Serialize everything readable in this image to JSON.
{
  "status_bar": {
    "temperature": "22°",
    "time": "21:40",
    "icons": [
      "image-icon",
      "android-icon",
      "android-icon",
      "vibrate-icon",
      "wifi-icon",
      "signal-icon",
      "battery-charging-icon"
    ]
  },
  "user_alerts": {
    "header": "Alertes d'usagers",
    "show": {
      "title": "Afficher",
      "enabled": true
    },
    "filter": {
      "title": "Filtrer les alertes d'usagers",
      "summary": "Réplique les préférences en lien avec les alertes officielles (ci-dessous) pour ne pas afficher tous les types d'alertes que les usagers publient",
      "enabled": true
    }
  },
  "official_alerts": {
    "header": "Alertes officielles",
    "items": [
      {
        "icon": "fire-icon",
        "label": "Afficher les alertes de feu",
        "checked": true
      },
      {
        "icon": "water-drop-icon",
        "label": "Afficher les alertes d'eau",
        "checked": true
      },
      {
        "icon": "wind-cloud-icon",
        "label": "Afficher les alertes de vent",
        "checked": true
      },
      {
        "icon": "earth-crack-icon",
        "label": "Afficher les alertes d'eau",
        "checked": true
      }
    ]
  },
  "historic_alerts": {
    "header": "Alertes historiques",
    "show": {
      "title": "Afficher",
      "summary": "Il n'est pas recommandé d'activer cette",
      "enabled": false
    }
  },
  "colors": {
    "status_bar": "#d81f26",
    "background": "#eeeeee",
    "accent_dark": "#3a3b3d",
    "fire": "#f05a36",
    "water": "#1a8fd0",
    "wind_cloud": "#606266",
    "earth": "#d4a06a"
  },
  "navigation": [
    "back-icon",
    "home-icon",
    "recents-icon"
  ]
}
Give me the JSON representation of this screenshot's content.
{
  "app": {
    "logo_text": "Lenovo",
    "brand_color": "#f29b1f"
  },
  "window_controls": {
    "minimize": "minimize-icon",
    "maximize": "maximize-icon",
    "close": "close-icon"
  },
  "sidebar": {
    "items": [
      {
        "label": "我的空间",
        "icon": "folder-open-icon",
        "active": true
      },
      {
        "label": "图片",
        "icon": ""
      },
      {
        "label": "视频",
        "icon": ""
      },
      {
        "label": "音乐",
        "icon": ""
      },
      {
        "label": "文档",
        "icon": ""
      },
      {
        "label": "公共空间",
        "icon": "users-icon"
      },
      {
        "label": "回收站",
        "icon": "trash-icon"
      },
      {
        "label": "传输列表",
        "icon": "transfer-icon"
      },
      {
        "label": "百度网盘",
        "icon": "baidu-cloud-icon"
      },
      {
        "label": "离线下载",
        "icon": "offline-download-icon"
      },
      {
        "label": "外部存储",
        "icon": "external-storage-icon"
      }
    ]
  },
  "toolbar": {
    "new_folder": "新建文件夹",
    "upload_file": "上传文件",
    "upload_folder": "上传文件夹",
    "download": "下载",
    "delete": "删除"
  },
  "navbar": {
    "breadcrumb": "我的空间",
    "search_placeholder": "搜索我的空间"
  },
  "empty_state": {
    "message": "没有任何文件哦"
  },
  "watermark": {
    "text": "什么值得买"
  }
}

* EXERCISE BRIEF
Reproduce each line verbatim.

* CORRECT ANSWER
Serialize everything readable in this image to JSON.
{
  "status_bar": {
    "temperature": "22°",
    "time": "21:40",
    "icons": [
      "image-icon",
      "android-icon",
      "android-icon",
      "vibrate-icon",
      "wifi-icon",
      "signal-icon",
      "battery-charging-icon"
    ]
  },
  "user_alerts": {
    "header": "Alertes d'usagers",
    "show": {
      "title": "Afficher",
      "enabled": true
    },
    "filter": {
      "title": "Filtrer les alertes d'usagers",
      "summary": "Réplique les préférences en lien avec les alertes officielles (ci-dessous) pour ne pas afficher tous les types d'alertes que les usagers publient",
      "enabled": true
    }
  },
  "official_alerts": {
    "header": "Alertes officielles",
    "items": [
      {
        "icon": "fire-icon",
        "label": "Afficher les alertes de feu",
        "checked": true
      },
      {
        "icon": "water-drop-icon",
        "label": "Afficher les alertes d'eau",
        "checked": true
      },
      {
        "icon": "wind-cloud-icon",
        "label": "Afficher les alertes de vent",
        "checked": true
      },
      {
        "icon": "earth-crack-icon",
        "label": "Afficher les alertes d'eau",
        "checked": true
      }
    ]
  },
  "historic_alerts": {
    "header": "Alertes historiques",
    "show": {
      "title": "Afficher",
      "summary": "Il n'est pas recommandé d'activer cette",
      "enabled": false
    }
  },
  "colors": {
    "status_bar": "#d81f26",
    "background": "#eeeeee",
    "accent_dark": "#3a3b3d",
    "fire": "#f05a36",
    "water": "#1a8fd0",
    "wind_cloud": "#606266",
    "earth": "#d4a06a"
  },
  "navigation": [
    "back-icon",
    "home-icon",
    "recents-icon"
  ]
}
Give me the JSON representation of this screenshot's content.
{
  "app": {
    "logo_text": "Lenovo",
    "brand_color": "#f29b1f"
  },
  "window_controls": {
    "minimize": "minimize-icon",
    "maximize": "maximize-icon",
    "close": "close-icon"
  },
  "sidebar": {
    "items": [
      {
        "label": "我的空间",
        "icon": "folder-open-icon",
        "active": true
      },
      {
        "label": "图片",
        "icon": ""
      },
      {
        "label": "视频",
        "icon": ""
      },
      {
        "label": "音乐",
        "icon": ""
      },
      {
        "label": "文档",
        "icon": ""
      },
      {
        "label": "公共空间",
        "icon": "users-icon"
      },
      {
        "label": "回收站",
        "icon": "trash-icon"
      },
      {
        "label": "传输列表",
        "icon": "transfer-icon"
      },
      {
        "label": "百度网盘",
        "icon": "baidu-cloud-icon"
      },
      {
        "label": "离线下载",
        "icon": "offline-download-icon"
      },
      {
        "label": "外部存储",
        "icon": "external-storage-icon"
      }
    ]
  },
  "toolbar": {
    "new_folder": "新建文件夹",
    "upload_file": "上传文件",
    "upload_folder": "上传文件夹",
    "download": "下载",
    "delete": "删除"
  },
  "navbar": {
    "breadcrumb": "我的空间",
    "search_placeholder": "搜索我的空间"
  },
  "empty_state": {
    "message": "没有任何文件哦"
  },
  "watermark": {
    "text": "什么值得买"
  }
}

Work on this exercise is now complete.